- [Work instructions]
Write each line exactly as it stands, from the line containing "Convert this document image to plain text." through the end of the data.

--- BEGIN ---

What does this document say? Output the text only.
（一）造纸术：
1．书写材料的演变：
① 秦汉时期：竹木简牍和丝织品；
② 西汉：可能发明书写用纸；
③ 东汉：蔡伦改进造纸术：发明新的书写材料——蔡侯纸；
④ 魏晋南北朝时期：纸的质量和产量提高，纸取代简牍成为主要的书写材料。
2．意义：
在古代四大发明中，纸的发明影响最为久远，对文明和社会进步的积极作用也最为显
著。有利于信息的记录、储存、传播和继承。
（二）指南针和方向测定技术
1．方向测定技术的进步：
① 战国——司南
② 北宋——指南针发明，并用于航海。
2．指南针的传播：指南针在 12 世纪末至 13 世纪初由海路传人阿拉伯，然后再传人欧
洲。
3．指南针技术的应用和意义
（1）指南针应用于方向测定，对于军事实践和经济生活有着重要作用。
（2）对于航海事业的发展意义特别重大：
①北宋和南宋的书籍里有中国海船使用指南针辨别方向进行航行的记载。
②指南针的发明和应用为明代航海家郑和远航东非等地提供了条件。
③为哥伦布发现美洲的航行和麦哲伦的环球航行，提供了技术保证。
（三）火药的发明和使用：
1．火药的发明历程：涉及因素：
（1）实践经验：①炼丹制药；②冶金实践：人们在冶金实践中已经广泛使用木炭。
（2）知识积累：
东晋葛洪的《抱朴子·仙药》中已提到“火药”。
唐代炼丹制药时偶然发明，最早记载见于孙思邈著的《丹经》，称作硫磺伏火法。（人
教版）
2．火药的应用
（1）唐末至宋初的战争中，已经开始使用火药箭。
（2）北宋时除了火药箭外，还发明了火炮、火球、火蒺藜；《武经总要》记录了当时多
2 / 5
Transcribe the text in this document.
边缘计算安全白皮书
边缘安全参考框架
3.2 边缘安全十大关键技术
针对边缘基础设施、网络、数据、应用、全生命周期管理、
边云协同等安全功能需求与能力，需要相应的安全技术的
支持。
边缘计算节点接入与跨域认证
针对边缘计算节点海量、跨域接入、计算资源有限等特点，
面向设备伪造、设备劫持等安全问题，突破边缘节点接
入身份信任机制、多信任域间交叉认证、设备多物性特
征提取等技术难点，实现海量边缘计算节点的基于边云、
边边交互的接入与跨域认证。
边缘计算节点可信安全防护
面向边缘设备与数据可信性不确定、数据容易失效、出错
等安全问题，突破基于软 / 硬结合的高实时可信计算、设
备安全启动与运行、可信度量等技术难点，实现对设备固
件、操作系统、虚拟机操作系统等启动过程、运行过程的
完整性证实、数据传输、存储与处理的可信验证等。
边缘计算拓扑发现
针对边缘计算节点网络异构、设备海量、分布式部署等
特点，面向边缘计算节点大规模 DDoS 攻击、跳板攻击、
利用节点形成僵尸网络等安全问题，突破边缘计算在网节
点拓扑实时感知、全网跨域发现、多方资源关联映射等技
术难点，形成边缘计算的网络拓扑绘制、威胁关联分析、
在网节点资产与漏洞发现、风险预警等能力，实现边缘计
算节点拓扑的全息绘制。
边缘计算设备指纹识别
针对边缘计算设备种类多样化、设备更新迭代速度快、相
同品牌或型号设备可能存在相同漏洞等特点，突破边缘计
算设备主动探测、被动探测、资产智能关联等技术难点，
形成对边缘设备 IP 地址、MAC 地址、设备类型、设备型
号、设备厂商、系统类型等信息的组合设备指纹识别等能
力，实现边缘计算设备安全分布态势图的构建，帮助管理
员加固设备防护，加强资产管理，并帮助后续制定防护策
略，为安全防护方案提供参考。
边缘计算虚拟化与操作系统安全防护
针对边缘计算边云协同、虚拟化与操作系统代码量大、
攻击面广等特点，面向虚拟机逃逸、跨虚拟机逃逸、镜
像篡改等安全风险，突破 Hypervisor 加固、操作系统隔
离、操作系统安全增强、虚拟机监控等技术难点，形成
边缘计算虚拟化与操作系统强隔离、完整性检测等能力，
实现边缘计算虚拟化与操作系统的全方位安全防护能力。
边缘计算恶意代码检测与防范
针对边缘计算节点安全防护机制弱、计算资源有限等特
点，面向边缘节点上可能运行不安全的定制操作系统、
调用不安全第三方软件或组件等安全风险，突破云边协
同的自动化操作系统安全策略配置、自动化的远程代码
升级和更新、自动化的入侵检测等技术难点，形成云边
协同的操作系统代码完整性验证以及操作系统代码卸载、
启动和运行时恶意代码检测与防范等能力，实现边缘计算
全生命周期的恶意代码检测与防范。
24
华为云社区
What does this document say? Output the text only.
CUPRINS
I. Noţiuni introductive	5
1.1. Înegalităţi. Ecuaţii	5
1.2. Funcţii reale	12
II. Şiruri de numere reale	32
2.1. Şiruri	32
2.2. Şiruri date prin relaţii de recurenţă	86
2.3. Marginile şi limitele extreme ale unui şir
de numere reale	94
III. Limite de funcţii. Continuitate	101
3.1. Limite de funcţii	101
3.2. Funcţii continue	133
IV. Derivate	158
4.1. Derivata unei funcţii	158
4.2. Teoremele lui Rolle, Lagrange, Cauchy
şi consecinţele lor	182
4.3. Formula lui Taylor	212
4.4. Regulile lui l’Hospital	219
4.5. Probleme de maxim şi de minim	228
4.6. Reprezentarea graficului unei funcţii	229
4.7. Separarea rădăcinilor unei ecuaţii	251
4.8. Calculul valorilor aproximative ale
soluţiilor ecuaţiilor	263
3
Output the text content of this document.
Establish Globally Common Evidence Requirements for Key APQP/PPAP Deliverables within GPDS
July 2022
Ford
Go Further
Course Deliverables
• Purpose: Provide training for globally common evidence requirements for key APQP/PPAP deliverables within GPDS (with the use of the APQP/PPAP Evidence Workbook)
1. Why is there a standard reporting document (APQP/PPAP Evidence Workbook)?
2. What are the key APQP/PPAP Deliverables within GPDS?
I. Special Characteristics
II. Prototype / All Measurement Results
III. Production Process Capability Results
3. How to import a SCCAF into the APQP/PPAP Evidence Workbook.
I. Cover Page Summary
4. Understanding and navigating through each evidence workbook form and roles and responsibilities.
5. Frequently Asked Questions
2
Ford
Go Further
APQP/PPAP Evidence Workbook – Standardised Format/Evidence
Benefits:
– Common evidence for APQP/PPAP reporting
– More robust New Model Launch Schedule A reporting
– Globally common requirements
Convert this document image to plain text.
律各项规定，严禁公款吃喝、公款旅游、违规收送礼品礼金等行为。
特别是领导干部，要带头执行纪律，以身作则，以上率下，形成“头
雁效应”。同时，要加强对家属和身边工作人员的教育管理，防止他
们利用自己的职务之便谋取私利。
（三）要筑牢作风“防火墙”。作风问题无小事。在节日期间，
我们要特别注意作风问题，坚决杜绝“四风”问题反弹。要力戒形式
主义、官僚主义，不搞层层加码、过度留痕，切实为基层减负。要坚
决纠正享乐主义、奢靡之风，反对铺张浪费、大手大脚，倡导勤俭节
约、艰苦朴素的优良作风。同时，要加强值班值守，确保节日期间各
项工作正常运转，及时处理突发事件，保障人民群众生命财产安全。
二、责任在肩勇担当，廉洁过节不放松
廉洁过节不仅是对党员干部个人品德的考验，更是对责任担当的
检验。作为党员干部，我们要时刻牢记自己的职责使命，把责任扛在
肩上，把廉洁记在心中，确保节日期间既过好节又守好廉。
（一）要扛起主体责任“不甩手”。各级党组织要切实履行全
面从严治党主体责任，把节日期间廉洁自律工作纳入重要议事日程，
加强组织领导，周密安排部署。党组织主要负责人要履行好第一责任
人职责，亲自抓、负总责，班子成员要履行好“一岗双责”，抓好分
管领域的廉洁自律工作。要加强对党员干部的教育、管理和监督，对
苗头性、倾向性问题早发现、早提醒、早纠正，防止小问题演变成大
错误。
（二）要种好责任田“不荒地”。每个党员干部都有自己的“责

--- END ---

- [Task output]
Convert this document image to plain text.
律各项规定，严禁公款吃喝、公款旅游、违规收送礼品礼金等行为。
特别是领导干部，要带头执行纪律，以身作则，以上率下，形成“头
雁效应”。同时，要加强对家属和身边工作人员的教育管理，防止他
们利用自己的职务之便谋取私利。
（三）要筑牢作风“防火墙”。作风问题无小事。在节日期间，
我们要特别注意作风问题，坚决杜绝“四风”问题反弹。要力戒形式
主义、官僚主义，不搞层层加码、过度留痕，切实为基层减负。要坚
决纠正享乐主义、奢靡之风，反对铺张浪费、大手大脚，倡导勤俭节
约、艰苦朴素的优良作风。同时，要加强值班值守，确保节日期间各
项工作正常运转，及时处理突发事件，保障人民群众生命财产安全。
二、责任在肩勇担当，廉洁过节不放松
廉洁过节不仅是对党员干部个人品德的考验，更是对责任担当的
检验。作为党员干部，我们要时刻牢记自己的职责使命，把责任扛在
肩上，把廉洁记在心中，确保节日期间既过好节又守好廉。
（一）要扛起主体责任“不甩手”。各级党组织要切实履行全
面从严治党主体责任，把节日期间廉洁自律工作纳入重要议事日程，
加强组织领导，周密安排部署。党组织主要负责人要履行好第一责任
人职责，亲自抓、负总责，班子成员要履行好“一岗双责”，抓好分
管领域的廉洁自律工作。要加强对党员干部的教育、管理和监督，对
苗头性、倾向性问题早发现、早提醒、早纠正，防止小问题演变成大
错误。
（二）要种好责任田“不荒地”。每个党员干部都有自己的“责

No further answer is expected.